== Problem to solve ==
Repeat every line of the listing below exactly, minus the pictures.

== Rows ==

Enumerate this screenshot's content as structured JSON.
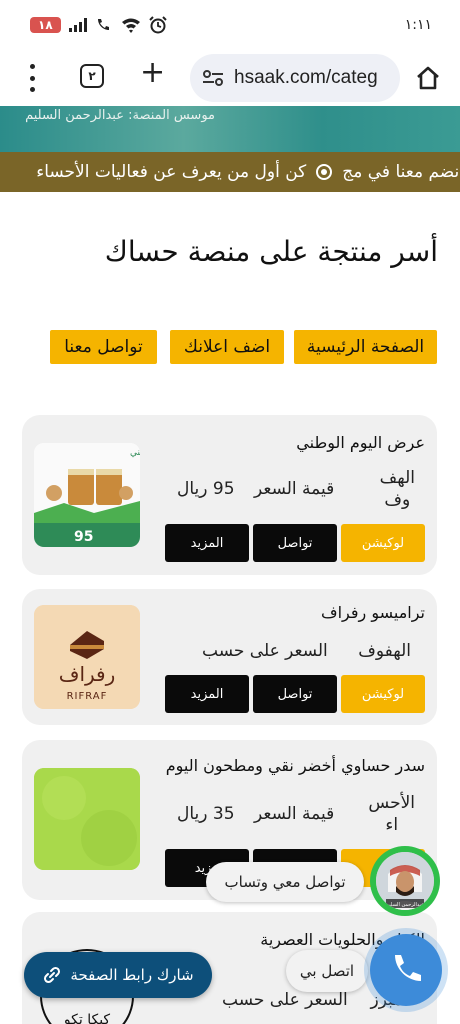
{
  "status_bar": {
    "battery": "١٨",
    "time": "١:١١"
  },
  "browser": {
    "tab_count": "٢",
    "url": "hsaak.com/categ"
  },
  "banner": {
    "founder_text": "موسس المنصة: عبدالرحمن السليم"
  },
  "ticker": {
    "text_1": "إنضم معنا في مج",
    "text_2": "كن أول من يعرف عن فعاليات الأحساء"
  },
  "page_title": "أسر منتجة على منصة حساك",
  "nav": {
    "home": "الصفحة الرئيسية",
    "add_ad": "اضف اعلانك",
    "contact": "تواصل معنا"
  },
  "cards": [
    {
      "title": "عرض اليوم الوطني",
      "city_line1": "الهف",
      "city_line2": "وف",
      "price_label": "قيمة السعر",
      "price_value": "95 ريال",
      "location_btn": "لوكيشن",
      "contact_btn": "تواصل",
      "more_btn": "المزيد",
      "image_caption": "عرض اليوم الوطني",
      "image_price": "95"
    },
    {
      "title": "تراميسو رفراف",
      "city": "الهفوف",
      "price_label": "السعر على حسب",
      "location_btn": "لوكيشن",
      "contact_btn": "تواصل",
      "more_btn": "المزيد",
      "logo_ar": "رفراف",
      "logo_en": "RIFRAF"
    },
    {
      "title": "سدر حساوي أخضر نقي ومطحون اليوم",
      "city_line1": "الأحس",
      "city_line2": "اء",
      "price_label": "قيمة السعر",
      "price_value": "35 ريال",
      "more_btn": "مزيد"
    },
    {
      "title_line1": "الكيك والحلويات العصرية",
      "city": "المبرز",
      "price_label": "السعر على حسب",
      "logo_text": "كيكا تكو"
    }
  ],
  "floating": {
    "whatsapp_label": "تواصل معي وتساب",
    "call_label": "اتصل بي",
    "share_label": "شارك رابط الصفحة",
    "avatar_caption": "عبدالرحمن السليم"
  },
  "colors": {
    "accent_yellow": "#f5b400",
    "banner_teal": "#2b8c8a",
    "ticker_brown": "#7a6528",
    "share_blue": "#0d4f7a",
    "call_blue": "#3d8bd9",
    "whatsapp_green": "#2fbf4a"
  }
}
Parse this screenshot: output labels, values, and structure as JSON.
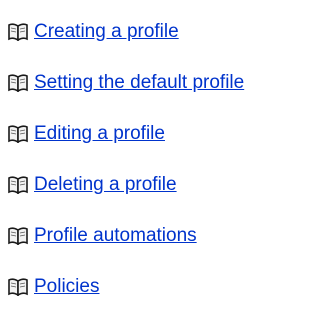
{
  "colors": {
    "link": "#0033cc",
    "icon_outline": "#1a1a1a",
    "icon_page": "#f2f2f2"
  },
  "topics": [
    {
      "label": "Creating a profile",
      "icon": "book-icon"
    },
    {
      "label": "Setting the default profile",
      "icon": "book-icon"
    },
    {
      "label": "Editing a profile",
      "icon": "book-icon"
    },
    {
      "label": "Deleting a profile",
      "icon": "book-icon"
    },
    {
      "label": "Profile automations",
      "icon": "book-icon"
    },
    {
      "label": "Policies",
      "icon": "book-icon"
    }
  ]
}
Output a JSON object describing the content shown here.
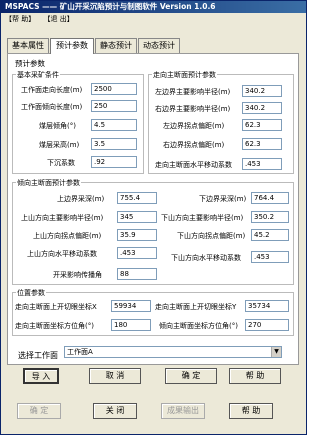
{
  "window": {
    "title": "MSPACS —— 矿山开采沉陷预计与制图软件 Version 1.0.6"
  },
  "menu": {
    "help": "【帮 助】",
    "exit": "【退 出】"
  },
  "tabs": [
    "基本属性",
    "预计参数",
    "静态预计",
    "动态预计"
  ],
  "params": {
    "title": "预计参数",
    "basic": {
      "title": "基本采矿条件",
      "strike_length_label": "工作面走向长度(m)",
      "strike_length": "2500",
      "dip_length_label": "工作面倾向长度(m)",
      "dip_length": "250",
      "seam_dip_label": "煤层倾角(°)",
      "seam_dip": "4.5",
      "thickness_label": "煤层采高(m)",
      "thickness": "3.5",
      "subsidence_coef_label": "下沉系数",
      "subsidence_coef": ".92"
    },
    "strike_main": {
      "title": "走向主断面预计参数",
      "left_radius_label": "左边界主要影响半径(m)",
      "left_radius": "340.2",
      "right_radius_label": "右边界主要影响半径(m)",
      "right_radius": "340.2",
      "left_offset_label": "左边界拐点偏距(m)",
      "left_offset": "62.3",
      "right_offset_label": "右边界拐点偏距(m)",
      "right_offset": "62.3",
      "horizontal_coef_label": "走向主断面水平移动系数",
      "horizontal_coef": ".453"
    },
    "dip_main": {
      "title": "倾向主断面预计参数",
      "up_depth_label": "上边界采深(m)",
      "up_depth": "755.4",
      "down_depth_label": "下边界采深(m)",
      "down_depth": "764.4",
      "up_radius_label": "上山方向主要影响半径(m)",
      "up_radius": "345",
      "down_radius_label": "下山方向主要影响半径(m)",
      "down_radius": "350.2",
      "up_offset_label": "上山方向拐点偏距(m)",
      "up_offset": "35.9",
      "down_offset_label": "下山方向拐点偏距(m)",
      "down_offset": "45.2",
      "up_horiz_label": "上山方向水平移动系数",
      "up_horiz": ".453",
      "down_horiz_label": "下山方向水平移动系数",
      "down_horiz": ".453",
      "influence_angle_label": "开采影响传播角",
      "influence_angle": "88"
    },
    "position": {
      "title": "位置参数",
      "strike_up_x_label": "走向主断面上开切眼坐标X",
      "strike_up_x": "59934",
      "strike_up_y_label": "走向主断面上开切眼坐标Y",
      "strike_up_y": "35734",
      "strike_azimuth_label": "走向主断面坐标方位角(°)",
      "strike_azimuth": "180",
      "dip_azimuth_label": "倾向主断面坐标方位角(°)",
      "dip_azimuth": "270"
    },
    "select_face_label": "选择工作面",
    "select_face_value": "工作面A"
  },
  "panel_buttons": {
    "import": "导 入",
    "cancel": "取 消",
    "ok": "确 定",
    "help": "帮 助"
  },
  "bottom_buttons": {
    "confirm": "确 定",
    "close": "关 闭",
    "export": "成果输出",
    "help": "帮 助"
  }
}
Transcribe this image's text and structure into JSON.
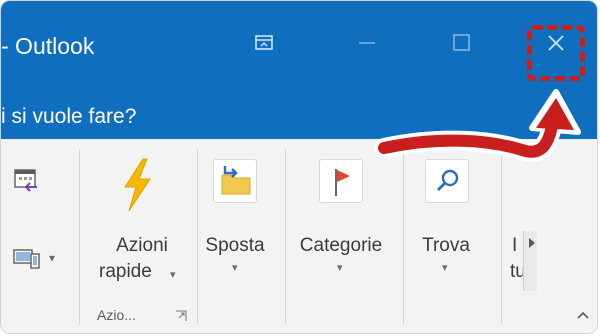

== Answer to this problem ==
Enumerate this screenshot's content as structured JSON.
{
  "status_bar": {
    "battery": "١٨",
    "time": "١:١١"
  },
  "browser": {
    "tab_count": "٢",
    "url": "hsaak.com/categ"
  },
  "banner": {
    "founder_text": "موسس المنصة: عبدالرحمن السليم"
  },
  "ticker": {
    "text_1": "إنضم معنا في مج",
    "text_2": "كن أول من يعرف عن فعاليات الأحساء"
  },
  "page_title": "أسر منتجة على منصة حساك",
  "nav": {
    "home": "الصفحة الرئيسية",
    "add_ad": "اضف اعلانك",
    "contact": "تواصل معنا"
  },
  "cards": [
    {
      "title": "عرض اليوم الوطني",
      "city_line1": "الهف",
      "city_line2": "وف",
      "price_label": "قيمة السعر",
      "price_value": "95 ريال",
      "location_btn": "لوكيشن",
      "contact_btn": "تواصل",
      "more_btn": "المزيد",
      "image_caption": "عرض اليوم الوطني",
      "image_price": "95"
    },
    {
      "title": "تراميسو رفراف",
      "city": "الهفوف",
      "price_label": "السعر على حسب",
      "location_btn": "لوكيشن",
      "contact_btn": "تواصل",
      "more_btn": "المزيد",
      "logo_ar": "رفراف",
      "logo_en": "RIFRAF"
    },
    {
      "title": "سدر حساوي أخضر نقي ومطحون اليوم",
      "city_line1": "الأحس",
      "city_line2": "اء",
      "price_label": "قيمة السعر",
      "price_value": "35 ريال",
      "more_btn": "مزيد"
    },
    {
      "title_line1": "الكيك والحلويات العصرية",
      "city": "المبرز",
      "price_label": "السعر على حسب",
      "logo_text": "كيكا تكو"
    }
  ],
  "floating": {
    "whatsapp_label": "تواصل معي وتساب",
    "call_label": "اتصل بي",
    "share_label": "شارك رابط الصفحة",
    "avatar_caption": "عبدالرحمن السليم"
  },
  "colors": {
    "accent_yellow": "#f5b400",
    "banner_teal": "#2b8c8a",
    "ticker_brown": "#7a6528",
    "share_blue": "#0d4f7a",
    "call_blue": "#3d8bd9",
    "whatsapp_green": "#2fbf4a"
  }
}
Parse this screenshot: output labels, values, and structure as JSON.
{
  "colors": {
    "link": "#0033cc",
    "icon_outline": "#1a1a1a",
    "icon_page": "#f2f2f2"
  },
  "topics": [
    {
      "label": "Creating a profile",
      "icon": "book-icon"
    },
    {
      "label": "Setting the default profile",
      "icon": "book-icon"
    },
    {
      "label": "Editing a profile",
      "icon": "book-icon"
    },
    {
      "label": "Deleting a profile",
      "icon": "book-icon"
    },
    {
      "label": "Profile automations",
      "icon": "book-icon"
    },
    {
      "label": "Policies",
      "icon": "book-icon"
    }
  ]
}
Output a JSON object describing the content shown here.
{
  "window": {
    "title": "MSPACS —— 矿山开采沉陷预计与制图软件 Version 1.0.6"
  },
  "menu": {
    "help": "【帮 助】",
    "exit": "【退 出】"
  },
  "tabs": [
    "基本属性",
    "预计参数",
    "静态预计",
    "动态预计"
  ],
  "params": {
    "title": "预计参数",
    "basic": {
      "title": "基本采矿条件",
      "strike_length_label": "工作面走向长度(m)",
      "strike_length": "2500",
      "dip_length_label": "工作面倾向长度(m)",
      "dip_length": "250",
      "seam_dip_label": "煤层倾角(°)",
      "seam_dip": "4.5",
      "thickness_label": "煤层采高(m)",
      "thickness": "3.5",
      "subsidence_coef_label": "下沉系数",
      "subsidence_coef": ".92"
    },
    "strike_main": {
      "title": "走向主断面预计参数",
      "left_radius_label": "左边界主要影响半径(m)",
      "left_radius": "340.2",
      "right_radius_label": "右边界主要影响半径(m)",
      "right_radius": "340.2",
      "left_offset_label": "左边界拐点偏距(m)",
      "left_offset": "62.3",
      "right_offset_label": "右边界拐点偏距(m)",
      "right_offset": "62.3",
      "horizontal_coef_label": "走向主断面水平移动系数",
      "horizontal_coef": ".453"
    },
    "dip_main": {
      "title": "倾向主断面预计参数",
      "up_depth_label": "上边界采深(m)",
      "up_depth": "755.4",
      "down_depth_label": "下边界采深(m)",
      "down_depth": "764.4",
      "up_radius_label": "上山方向主要影响半径(m)",
      "up_radius": "345",
      "down_radius_label": "下山方向主要影响半径(m)",
      "down_radius": "350.2",
      "up_offset_label": "上山方向拐点偏距(m)",
      "up_offset": "35.9",
      "down_offset_label": "下山方向拐点偏距(m)",
      "down_offset": "45.2",
      "up_horiz_label": "上山方向水平移动系数",
      "up_horiz": ".453",
      "down_horiz_label": "下山方向水平移动系数",
      "down_horiz": ".453",
      "influence_angle_label": "开采影响传播角",
      "influence_angle": "88"
    },
    "position": {
      "title": "位置参数",
      "strike_up_x_label": "走向主断面上开切眼坐标X",
      "strike_up_x": "59934",
      "strike_up_y_label": "走向主断面上开切眼坐标Y",
      "strike_up_y": "35734",
      "strike_azimuth_label": "走向主断面坐标方位角(°)",
      "strike_azimuth": "180",
      "dip_azimuth_label": "倾向主断面坐标方位角(°)",
      "dip_azimuth": "270"
    },
    "select_face_label": "选择工作面",
    "select_face_value": "工作面A"
  },
  "panel_buttons": {
    "import": "导 入",
    "cancel": "取 消",
    "ok": "确 定",
    "help": "帮 助"
  },
  "bottom_buttons": {
    "confirm": "确 定",
    "close": "关 闭",
    "export": "成果输出",
    "help": "帮 助"
  }
}
Transcribe this image's text and structure into JSON.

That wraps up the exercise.